EXERCISE: Please give the entries again in full and exactly, without any picture.

Dataset items:
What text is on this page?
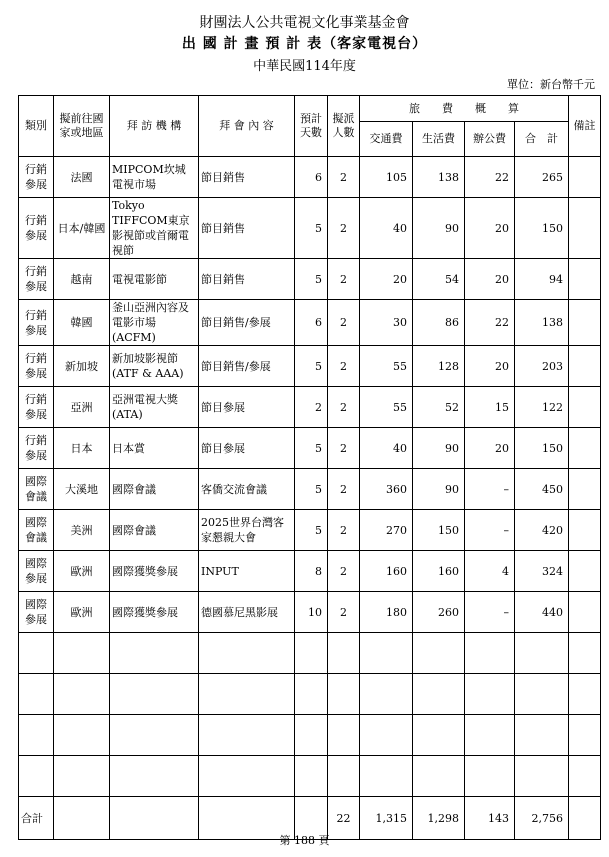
財團法人公共電視文化事業基金會
出 國 計 畫 預 計 表（客家電視台）
中華民國114年度
單位：新台幣千元
類別	擬前往國家或地區	拜 訪 機 構	拜 會 內 容	預計天數	擬派人數	旅　　費　　概　　算				備註
						交通費	生活費	辦公費	合　計	
行銷參展	法國	MIPCOM坎城電視市場	節目銷售	6	2	105	138	22	265	
行銷參展	日本/韓國	Tokyo TIFFCOM東京影視節或首爾電視節	節目銷售	5	2	40	90	20	150	
行銷參展	越南	電視電影節	節目銷售	5	2	20	54	20	94	
行銷參展	韓國	釜山亞洲內容及電影市場(ACFM)	節目銷售/參展	6	2	30	86	22	138	
行銷參展	新加坡	新加坡影視節(ATF & AAA)	節目銷售/參展	5	2	55	128	20	203	
行銷參展	亞洲	亞洲電視大獎(ATA)	節目參展	2	2	55	52	15	122	
行銷參展	日本	日本賞	節目參展	5	2	40	90	20	150	
國際會議	大溪地	國際會議	客僑交流會議	5	2	360	90	–	450	
國際會議	美洲	國際會議	2025世界台灣客家懇親大會	5	2	270	150	–	420	
國際參展	歐洲	國際獲獎參展	INPUT	8	2	160	160	4	324	
國際參展	歐洲	國際獲獎參展	德國慕尼黑影展	10	2	180	260	–	440	

合計					22	1,315	1,298	143	2,756	
第 188 頁
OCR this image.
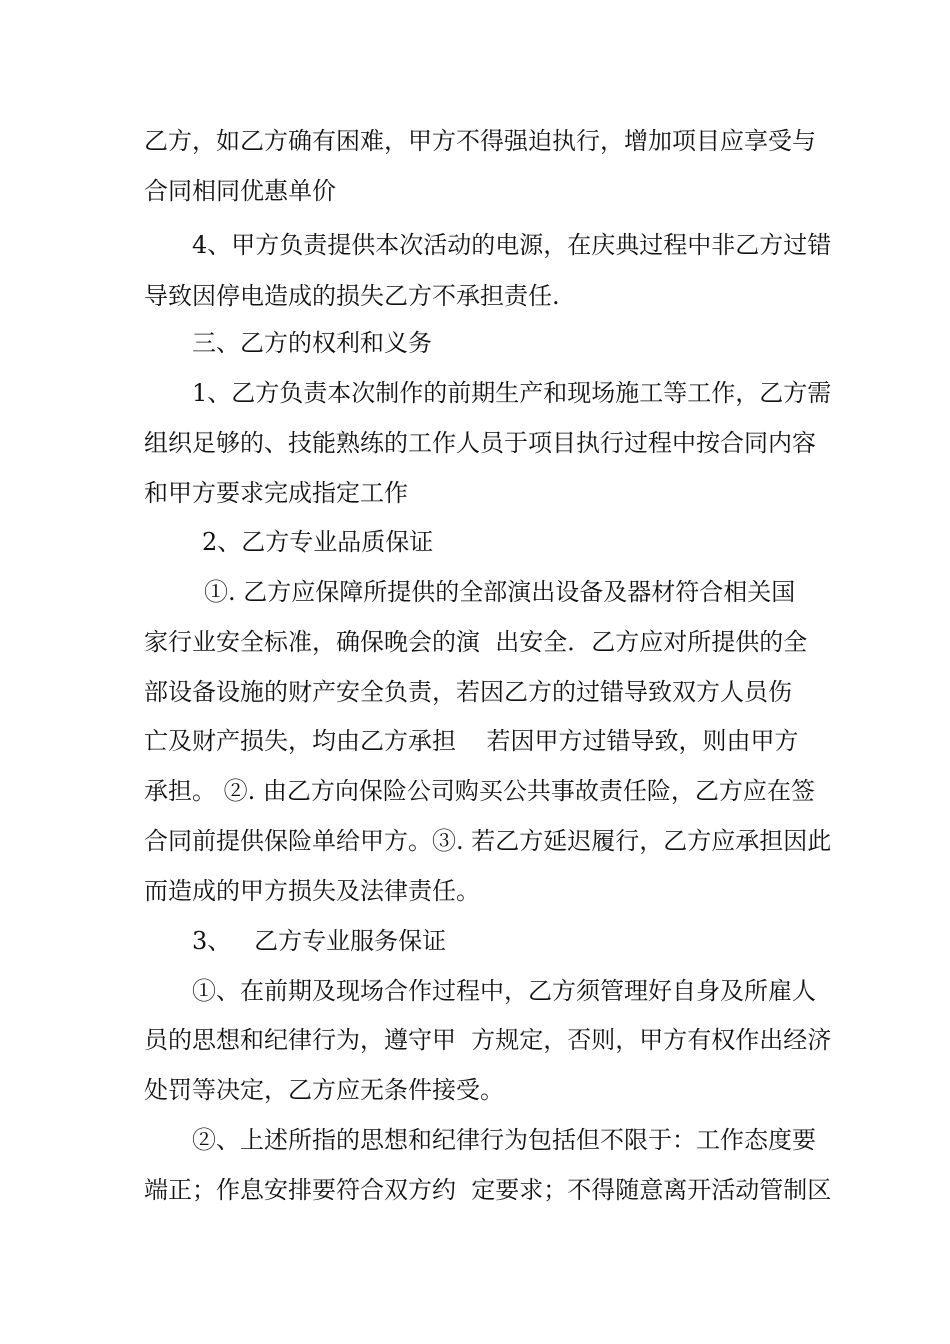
乙方，如乙方确有困难，甲方不得强迫执行，增加项目应享受与
合同相同优惠单价
4、甲方负责提供本次活动的电源，在庆典过程中非乙方过错
导致因停电造成的损失乙方不承担责任.
三、乙方的权利和义务
1、乙方负责本次制作的前期生产和现场施工等工作，乙方需
组织足够的、技能熟练的工作人员于项目执行过程中按合同内容
和甲方要求完成指定工作
2、乙方专业品质保证
①. 乙方应保障所提供的全部演出设备及器材符合相关国
家行业安全标准，确保晚会的演  出安全．乙方应对所提供的全
部设备设施的财产安全负责，若因乙方的过错导致双方人员伤
亡及财产损失，均由乙方承担    若因甲方过错导致，则由甲方
承担。 ②. 由乙方向保险公司购买公共事故责任险，乙方应在签
合同前提供保险单给甲方。③. 若乙方延迟履行，乙方应承担因此
而造成的甲方损失及法律责任。
3、   乙方专业服务保证
①、在前期及现场合作过程中，乙方须管理好自身及所雇人
员的思想和纪律行为，遵守甲  方规定，否则，甲方有权作出经济
处罚等决定，乙方应无条件接受。
②、上述所指的思想和纪律行为包括但不限于：工作态度要
端正；作息安排要符合双方约  定要求；不得随意离开活动管制区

EXERCISE SOLUTION:
What text is on this page?
財團法人公共電視文化事業基金會
出 國 計 畫 預 計 表（客家電視台）
中華民國114年度
單位：新台幣千元
類別	擬前往國家或地區	拜 訪 機 構	拜 會 內 容	預計天數	擬派人數	旅　　費　　概　　算				備註
						交通費	生活費	辦公費	合　計	
行銷參展	法國	MIPCOM坎城電視市場	節目銷售	6	2	105	138	22	265	
行銷參展	日本/韓國	Tokyo TIFFCOM東京影視節或首爾電視節	節目銷售	5	2	40	90	20	150	
行銷參展	越南	電視電影節	節目銷售	5	2	20	54	20	94	
行銷參展	韓國	釜山亞洲內容及電影市場(ACFM)	節目銷售/參展	6	2	30	86	22	138	
行銷參展	新加坡	新加坡影視節(ATF & AAA)	節目銷售/參展	5	2	55	128	20	203	
行銷參展	亞洲	亞洲電視大獎(ATA)	節目參展	2	2	55	52	15	122	
行銷參展	日本	日本賞	節目參展	5	2	40	90	20	150	
國際會議	大溪地	國際會議	客僑交流會議	5	2	360	90	–	450	
國際會議	美洲	國際會議	2025世界台灣客家懇親大會	5	2	270	150	–	420	
國際參展	歐洲	國際獲獎參展	INPUT	8	2	160	160	4	324	
國際參展	歐洲	國際獲獎參展	德國慕尼黑影展	10	2	180	260	–	440	

合計					22	1,315	1,298	143	2,756	
第 188 頁
OCR this image.
乙方，如乙方确有困难，甲方不得强迫执行，增加项目应享受与
合同相同优惠单价
4、甲方负责提供本次活动的电源，在庆典过程中非乙方过错
导致因停电造成的损失乙方不承担责任.
三、乙方的权利和义务
1、乙方负责本次制作的前期生产和现场施工等工作，乙方需
组织足够的、技能熟练的工作人员于项目执行过程中按合同内容
和甲方要求完成指定工作
2、乙方专业品质保证
①. 乙方应保障所提供的全部演出设备及器材符合相关国
家行业安全标准，确保晚会的演  出安全．乙方应对所提供的全
部设备设施的财产安全负责，若因乙方的过错导致双方人员伤
亡及财产损失，均由乙方承担    若因甲方过错导致，则由甲方
承担。 ②. 由乙方向保险公司购买公共事故责任险，乙方应在签
合同前提供保险单给甲方。③. 若乙方延迟履行，乙方应承担因此
而造成的甲方损失及法律责任。
3、   乙方专业服务保证
①、在前期及现场合作过程中，乙方须管理好自身及所雇人
员的思想和纪律行为，遵守甲  方规定，否则，甲方有权作出经济
处罚等决定，乙方应无条件接受。
②、上述所指的思想和纪律行为包括但不限于：工作态度要
端正；作息安排要符合双方约  定要求；不得随意离开活动管制区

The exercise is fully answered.